TASK ▸
Return every entry exactly.
:: DATA ENTRIES
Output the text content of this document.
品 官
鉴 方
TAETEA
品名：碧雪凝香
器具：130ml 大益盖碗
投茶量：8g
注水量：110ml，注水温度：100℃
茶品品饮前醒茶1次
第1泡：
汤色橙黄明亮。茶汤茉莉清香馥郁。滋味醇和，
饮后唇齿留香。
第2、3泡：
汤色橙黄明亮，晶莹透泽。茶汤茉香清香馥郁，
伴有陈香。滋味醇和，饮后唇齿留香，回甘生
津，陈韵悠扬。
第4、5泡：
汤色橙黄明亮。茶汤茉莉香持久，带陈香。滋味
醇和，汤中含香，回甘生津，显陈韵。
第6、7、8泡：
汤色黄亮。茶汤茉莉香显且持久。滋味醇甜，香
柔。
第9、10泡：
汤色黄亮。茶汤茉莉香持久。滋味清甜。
::::
EXERCISE OUTPUT ▸
Output the text content of this document.
品 官
鉴 方
TAETEA
品名：碧雪凝香
器具：130ml 大益盖碗
投茶量：8g
注水量：110ml，注水温度：100℃
茶品品饮前醒茶1次
第1泡：
汤色橙黄明亮。茶汤茉莉清香馥郁。滋味醇和，
饮后唇齿留香。
第2、3泡：
汤色橙黄明亮，晶莹透泽。茶汤茉香清香馥郁，
伴有陈香。滋味醇和，饮后唇齿留香，回甘生
津，陈韵悠扬。
第4、5泡：
汤色橙黄明亮。茶汤茉莉香持久，带陈香。滋味
醇和，汤中含香，回甘生津，显陈韵。
第6、7、8泡：
汤色黄亮。茶汤茉莉香显且持久。滋味醇甜，香
柔。
第9、10泡：
汤色黄亮。茶汤茉莉香持久。滋味清甜。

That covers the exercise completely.